**Prompt**
Word for word, retype every entry in the listing.

**Listing**
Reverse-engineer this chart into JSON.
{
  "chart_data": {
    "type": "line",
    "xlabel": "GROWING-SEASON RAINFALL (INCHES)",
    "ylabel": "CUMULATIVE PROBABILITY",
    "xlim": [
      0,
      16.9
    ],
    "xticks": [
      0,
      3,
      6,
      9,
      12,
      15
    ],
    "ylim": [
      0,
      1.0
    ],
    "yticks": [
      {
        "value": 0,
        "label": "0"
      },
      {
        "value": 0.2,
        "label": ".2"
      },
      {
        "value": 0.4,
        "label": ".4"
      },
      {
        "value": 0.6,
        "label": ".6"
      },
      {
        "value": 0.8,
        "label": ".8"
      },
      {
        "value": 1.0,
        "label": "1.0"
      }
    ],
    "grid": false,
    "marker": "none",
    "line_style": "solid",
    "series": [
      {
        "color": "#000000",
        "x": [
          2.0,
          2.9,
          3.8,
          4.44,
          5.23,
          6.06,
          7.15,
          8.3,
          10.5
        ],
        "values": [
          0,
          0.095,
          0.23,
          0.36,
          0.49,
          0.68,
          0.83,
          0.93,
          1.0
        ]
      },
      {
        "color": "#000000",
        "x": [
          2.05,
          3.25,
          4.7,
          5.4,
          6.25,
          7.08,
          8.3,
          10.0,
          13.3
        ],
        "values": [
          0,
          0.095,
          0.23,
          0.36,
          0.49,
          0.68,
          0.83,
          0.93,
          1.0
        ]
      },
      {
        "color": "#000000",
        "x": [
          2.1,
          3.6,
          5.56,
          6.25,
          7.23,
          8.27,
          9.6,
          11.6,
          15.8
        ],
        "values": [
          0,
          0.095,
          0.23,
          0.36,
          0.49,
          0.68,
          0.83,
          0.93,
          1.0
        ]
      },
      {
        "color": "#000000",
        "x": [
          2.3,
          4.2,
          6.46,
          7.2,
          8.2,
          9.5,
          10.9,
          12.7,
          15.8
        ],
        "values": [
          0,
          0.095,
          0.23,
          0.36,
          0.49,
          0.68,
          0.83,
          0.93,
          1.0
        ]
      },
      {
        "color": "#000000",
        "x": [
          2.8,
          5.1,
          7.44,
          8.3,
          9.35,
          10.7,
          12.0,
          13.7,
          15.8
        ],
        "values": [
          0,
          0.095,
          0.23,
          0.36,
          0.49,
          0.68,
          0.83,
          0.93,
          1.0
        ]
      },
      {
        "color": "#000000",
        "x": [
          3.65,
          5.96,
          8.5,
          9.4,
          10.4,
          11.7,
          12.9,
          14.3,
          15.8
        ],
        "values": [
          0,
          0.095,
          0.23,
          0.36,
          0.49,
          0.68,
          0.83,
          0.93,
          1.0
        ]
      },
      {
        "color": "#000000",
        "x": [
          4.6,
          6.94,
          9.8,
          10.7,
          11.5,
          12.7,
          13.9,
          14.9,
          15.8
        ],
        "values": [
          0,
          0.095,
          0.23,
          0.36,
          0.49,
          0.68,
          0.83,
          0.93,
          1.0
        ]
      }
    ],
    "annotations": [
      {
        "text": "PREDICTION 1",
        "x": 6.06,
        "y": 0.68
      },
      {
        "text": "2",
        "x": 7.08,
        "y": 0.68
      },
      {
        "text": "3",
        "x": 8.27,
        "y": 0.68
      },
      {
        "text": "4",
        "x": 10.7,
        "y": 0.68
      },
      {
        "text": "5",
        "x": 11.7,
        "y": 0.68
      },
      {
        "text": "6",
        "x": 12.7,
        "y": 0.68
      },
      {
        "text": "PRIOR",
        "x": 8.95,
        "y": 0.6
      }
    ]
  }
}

**Task result**
Reverse-engineer this chart into JSON.
{
  "chart_data": {
    "type": "line",
    "xlabel": "GROWING-SEASON RAINFALL (INCHES)",
    "ylabel": "CUMULATIVE PROBABILITY",
    "xlim": [
      0,
      16.9
    ],
    "xticks": [
      0,
      3,
      6,
      9,
      12,
      15
    ],
    "ylim": [
      0,
      1.0
    ],
    "yticks": [
      {
        "value": 0,
        "label": "0"
      },
      {
        "value": 0.2,
        "label": ".2"
      },
      {
        "value": 0.4,
        "label": ".4"
      },
      {
        "value": 0.6,
        "label": ".6"
      },
      {
        "value": 0.8,
        "label": ".8"
      },
      {
        "value": 1.0,
        "label": "1.0"
      }
    ],
    "grid": false,
    "marker": "none",
    "line_style": "solid",
    "series": [
      {
        "color": "#000000",
        "x": [
          2.0,
          2.9,
          3.8,
          4.44,
          5.23,
          6.06,
          7.15,
          8.3,
          10.5
        ],
        "values": [
          0,
          0.095,
          0.23,
          0.36,
          0.49,
          0.68,
          0.83,
          0.93,
          1.0
        ]
      },
      {
        "color": "#000000",
        "x": [
          2.05,
          3.25,
          4.7,
          5.4,
          6.25,
          7.08,
          8.3,
          10.0,
          13.3
        ],
        "values": [
          0,
          0.095,
          0.23,
          0.36,
          0.49,
          0.68,
          0.83,
          0.93,
          1.0
        ]
      },
      {
        "color": "#000000",
        "x": [
          2.1,
          3.6,
          5.56,
          6.25,
          7.23,
          8.27,
          9.6,
          11.6,
          15.8
        ],
        "values": [
          0,
          0.095,
          0.23,
          0.36,
          0.49,
          0.68,
          0.83,
          0.93,
          1.0
        ]
      },
      {
        "color": "#000000",
        "x": [
          2.3,
          4.2,
          6.46,
          7.2,
          8.2,
          9.5,
          10.9,
          12.7,
          15.8
        ],
        "values": [
          0,
          0.095,
          0.23,
          0.36,
          0.49,
          0.68,
          0.83,
          0.93,
          1.0
        ]
      },
      {
        "color": "#000000",
        "x": [
          2.8,
          5.1,
          7.44,
          8.3,
          9.35,
          10.7,
          12.0,
          13.7,
          15.8
        ],
        "values": [
          0,
          0.095,
          0.23,
          0.36,
          0.49,
          0.68,
          0.83,
          0.93,
          1.0
        ]
      },
      {
        "color": "#000000",
        "x": [
          3.65,
          5.96,
          8.5,
          9.4,
          10.4,
          11.7,
          12.9,
          14.3,
          15.8
        ],
        "values": [
          0,
          0.095,
          0.23,
          0.36,
          0.49,
          0.68,
          0.83,
          0.93,
          1.0
        ]
      },
      {
        "color": "#000000",
        "x": [
          4.6,
          6.94,
          9.8,
          10.7,
          11.5,
          12.7,
          13.9,
          14.9,
          15.8
        ],
        "values": [
          0,
          0.095,
          0.23,
          0.36,
          0.49,
          0.68,
          0.83,
          0.93,
          1.0
        ]
      }
    ],
    "annotations": [
      {
        "text": "PREDICTION 1",
        "x": 6.06,
        "y": 0.68
      },
      {
        "text": "2",
        "x": 7.08,
        "y": 0.68
      },
      {
        "text": "3",
        "x": 8.27,
        "y": 0.68
      },
      {
        "text": "4",
        "x": 10.7,
        "y": 0.68
      },
      {
        "text": "5",
        "x": 11.7,
        "y": 0.68
      },
      {
        "text": "6",
        "x": 12.7,
        "y": 0.68
      },
      {
        "text": "PRIOR",
        "x": 8.95,
        "y": 0.6
      }
    ]
  }
}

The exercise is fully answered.